══ Kaynak Metin

Nükleer karşıtları açıklamada, Fukuşima’dan ders alınıp, ülkemiz için zorunluluk olmayan nükleer santral sevdasından vazgeçilip, projelerin derhal iptal edilmesini istedi.
Mersin NKP, Japonya’nın Fukişima isimli bölgede 6 yıl önce meydana gelen depremin ardından patlayan Nükleer Santralin yıldönümü nedeniyle yazılı açıklama yayınladı.
Japonya`da 11 Mart 2011`de Fukişima nükleer santralinde meydana gelen nükleer felaketin üzerinden 6 yıl geçerken Türkiye’nin ilk Nükleer Santral’inin inşa edildiği Mersin’de Nükleer Karşıtı Platformu üyeleri yazılı açıklama yayınladı. Mersin NKP Dönem Sözcüsü Erkan Demir’in imzası ile yapılan açıklamada Fukuşima’da yaşanan felaket sonrası nükleer santralin yer aldığı 30 km çapındaki alana girişin yasaklandığı ve hala bu yasağın devam ettiği hatırlatıldı. Açıklamada ayrıca radyoaktif kirliliğe maruz kalan 160 binden fazla kişinin 6 yıldır geçici konutlarda yaşamını acı çekerek sürdürdüğü belirtildi.
“HER GÜN 400 TON RADYOAKTİF SU ÜRETİLİYOR”
Felaket sonrası kapatılan Nükleer santralde bulunan 6 reaktörün yakıt çubuklarının aralıksız olarak soğutma işlemine hala devam edildiğinin belirtildiği açıklamada “Soğutma işlemi nedeniyle her gün 400 ton radyoaktif su üretiliyor. Üretilen radyoaktif suyun büyük kısmı okyanusa boşaltılıyor ya da sızıyor. Radyasyon artarak kontrolsüz bir şekilde doğaya yayılmaya devam ediyor. Tüm önlemlere ve yapılan çalışmalara rağmen Radyasyonu engellemek Japonya için neredeyse imkansız. Açığa çıkan zarar geçen süre ile tahmin edilemez bir düzeyde ve sürekli artmakta, ne nükleer şirket, ne de Japonya Hükümeti ekonomik zararları üstlenebilecek güçte değil. Yasaklı alanlar yaşanılmaz düzeyde artan radyasyonu barındırmaya devam etmekte. Japonya hükümetinin binlerce insana tazminat ödemek yerine radyasyonlu ölüm bölgelerine insanların geri göndermenin arayışları geçen sürede artan radyasyon düzeyleri yüzünden karşılık bulamamıştır” cümleleri kullanıldı.

════
══ Veri Kayıtları

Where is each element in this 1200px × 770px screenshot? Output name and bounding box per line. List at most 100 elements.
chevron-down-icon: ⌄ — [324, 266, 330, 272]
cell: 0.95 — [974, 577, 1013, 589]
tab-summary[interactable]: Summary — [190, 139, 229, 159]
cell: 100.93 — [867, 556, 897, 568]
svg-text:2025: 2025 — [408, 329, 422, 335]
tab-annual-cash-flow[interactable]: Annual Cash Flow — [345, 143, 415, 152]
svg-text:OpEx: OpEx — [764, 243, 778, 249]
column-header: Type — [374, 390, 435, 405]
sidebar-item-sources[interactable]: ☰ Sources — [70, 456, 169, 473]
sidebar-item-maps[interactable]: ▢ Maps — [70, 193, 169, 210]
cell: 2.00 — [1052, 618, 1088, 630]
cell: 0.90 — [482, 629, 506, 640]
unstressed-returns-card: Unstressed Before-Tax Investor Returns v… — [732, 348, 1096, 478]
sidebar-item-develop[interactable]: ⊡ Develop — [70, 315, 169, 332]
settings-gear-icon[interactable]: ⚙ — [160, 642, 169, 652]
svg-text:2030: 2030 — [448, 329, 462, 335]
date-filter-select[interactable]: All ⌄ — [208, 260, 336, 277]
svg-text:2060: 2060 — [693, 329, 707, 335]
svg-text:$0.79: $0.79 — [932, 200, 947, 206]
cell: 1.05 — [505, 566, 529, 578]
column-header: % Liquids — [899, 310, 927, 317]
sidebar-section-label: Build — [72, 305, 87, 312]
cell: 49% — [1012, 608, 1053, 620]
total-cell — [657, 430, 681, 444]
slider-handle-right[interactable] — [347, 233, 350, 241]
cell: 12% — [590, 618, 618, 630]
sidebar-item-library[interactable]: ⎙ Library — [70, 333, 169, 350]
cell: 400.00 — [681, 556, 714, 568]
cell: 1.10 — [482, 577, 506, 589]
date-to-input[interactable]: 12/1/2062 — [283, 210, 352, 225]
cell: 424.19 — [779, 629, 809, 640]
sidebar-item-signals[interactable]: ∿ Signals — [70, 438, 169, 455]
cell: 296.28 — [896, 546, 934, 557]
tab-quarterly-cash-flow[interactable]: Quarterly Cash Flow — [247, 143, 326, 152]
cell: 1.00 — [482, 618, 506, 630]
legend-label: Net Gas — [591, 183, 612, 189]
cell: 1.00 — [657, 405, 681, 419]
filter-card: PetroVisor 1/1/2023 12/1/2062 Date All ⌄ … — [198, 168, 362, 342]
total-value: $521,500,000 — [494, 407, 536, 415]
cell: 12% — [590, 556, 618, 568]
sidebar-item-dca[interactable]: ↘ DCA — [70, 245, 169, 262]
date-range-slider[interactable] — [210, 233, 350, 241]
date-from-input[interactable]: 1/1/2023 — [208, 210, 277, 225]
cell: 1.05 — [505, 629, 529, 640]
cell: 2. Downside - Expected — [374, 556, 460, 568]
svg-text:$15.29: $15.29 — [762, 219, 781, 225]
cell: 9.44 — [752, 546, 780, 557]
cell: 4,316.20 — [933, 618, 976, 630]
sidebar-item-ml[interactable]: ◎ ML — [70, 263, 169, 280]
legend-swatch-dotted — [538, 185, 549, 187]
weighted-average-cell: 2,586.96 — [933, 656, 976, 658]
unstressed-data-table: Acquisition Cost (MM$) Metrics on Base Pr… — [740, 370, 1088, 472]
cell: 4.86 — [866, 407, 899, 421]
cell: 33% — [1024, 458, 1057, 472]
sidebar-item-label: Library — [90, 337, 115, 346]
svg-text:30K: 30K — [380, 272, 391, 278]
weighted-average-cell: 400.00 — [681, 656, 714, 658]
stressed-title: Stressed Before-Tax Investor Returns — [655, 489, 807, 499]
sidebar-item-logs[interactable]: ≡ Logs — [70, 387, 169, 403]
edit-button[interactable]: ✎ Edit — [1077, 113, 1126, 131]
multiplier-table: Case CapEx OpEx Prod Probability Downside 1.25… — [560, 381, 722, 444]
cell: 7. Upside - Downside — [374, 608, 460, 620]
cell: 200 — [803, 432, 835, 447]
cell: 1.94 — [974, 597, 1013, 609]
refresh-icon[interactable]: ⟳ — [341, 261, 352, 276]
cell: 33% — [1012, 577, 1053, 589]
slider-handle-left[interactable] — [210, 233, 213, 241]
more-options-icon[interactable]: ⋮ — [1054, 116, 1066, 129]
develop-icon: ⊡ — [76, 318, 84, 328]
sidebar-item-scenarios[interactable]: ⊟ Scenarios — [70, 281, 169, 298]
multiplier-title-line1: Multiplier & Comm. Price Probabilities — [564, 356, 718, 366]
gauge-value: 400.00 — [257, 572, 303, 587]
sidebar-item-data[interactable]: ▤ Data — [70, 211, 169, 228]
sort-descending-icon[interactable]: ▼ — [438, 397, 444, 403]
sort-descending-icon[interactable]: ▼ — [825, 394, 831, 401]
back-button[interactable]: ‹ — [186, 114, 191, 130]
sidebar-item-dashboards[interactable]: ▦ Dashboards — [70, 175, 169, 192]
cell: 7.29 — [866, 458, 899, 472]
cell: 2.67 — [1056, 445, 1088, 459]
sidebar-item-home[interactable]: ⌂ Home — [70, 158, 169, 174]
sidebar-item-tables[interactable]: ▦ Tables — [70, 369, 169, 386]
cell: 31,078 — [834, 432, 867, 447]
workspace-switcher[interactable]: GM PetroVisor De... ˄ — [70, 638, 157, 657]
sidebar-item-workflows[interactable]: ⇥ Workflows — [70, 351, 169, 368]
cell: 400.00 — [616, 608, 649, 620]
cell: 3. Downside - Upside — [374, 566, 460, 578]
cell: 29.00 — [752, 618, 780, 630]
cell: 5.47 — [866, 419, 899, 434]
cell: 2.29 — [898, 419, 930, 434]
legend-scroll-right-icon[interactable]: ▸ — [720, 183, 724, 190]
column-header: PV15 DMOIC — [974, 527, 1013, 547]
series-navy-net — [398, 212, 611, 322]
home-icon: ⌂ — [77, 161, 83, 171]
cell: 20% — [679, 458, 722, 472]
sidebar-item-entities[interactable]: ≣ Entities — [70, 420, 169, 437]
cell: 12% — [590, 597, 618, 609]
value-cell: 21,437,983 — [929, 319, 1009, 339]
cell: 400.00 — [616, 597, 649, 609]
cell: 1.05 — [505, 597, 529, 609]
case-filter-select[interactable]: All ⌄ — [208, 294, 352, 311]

════

= Kısa Talimat 1 =
Kaynak metne göre Fukuşima'da santralin bulunduğu kaç kilometre çapındaki alana giriş yasaklandı?
= Kısa Talimat 2 =
Kaynak metnin "Mersin NKP, Japonya’nın" sözleriyle başlayıp "nedeniyle yazılı açıklama yayınladı." sözleri de dahil olmak üzere bitene kadarki bölümünü hiçbir değişiklik yapmadan yazın.
= Kısa Talimat 3 =
Kaynak metinde "Japonya`da 11 Mart 2011`de" diye başlayan paragrafı, ana bilgileri koruyarak daha kısa biçimde yeniden yazın.

= Tam Yanıt 1 =
30 km çapındaki alana.

= Tam Yanıt 2 =
Mersin NKP, Japonya’nın Fukişima isimli bölgede 6 yıl önce meydana gelen depremin ardından patlayan Nükleer Santralin yıldönümü nedeniyle yazılı açıklama yayınladı.

= Tam Yanıt 3 =
11 Mart 2011'de Japonya'daki Fukuşima nükleer santralinde yaşanan felaketin 6. yılında, Türkiye'nin ilk nükleer santralinin inşa edildiği Mersin'de Nükleer Karşıtı Platform üyeleri, Dönem Sözcüsü Erkan Demir imzasıyla yazılı bir açıklama yayınladı. Açıklamada, santral çevresindeki 30 km çaplı alana giriş yasağının hâlâ sürdüğü ve radyoaktif kirliliğe maruz kalan 160 binden fazla kişinin 6 yıldır geçici konutlarda acı çekerek yaşadığı belirtildi.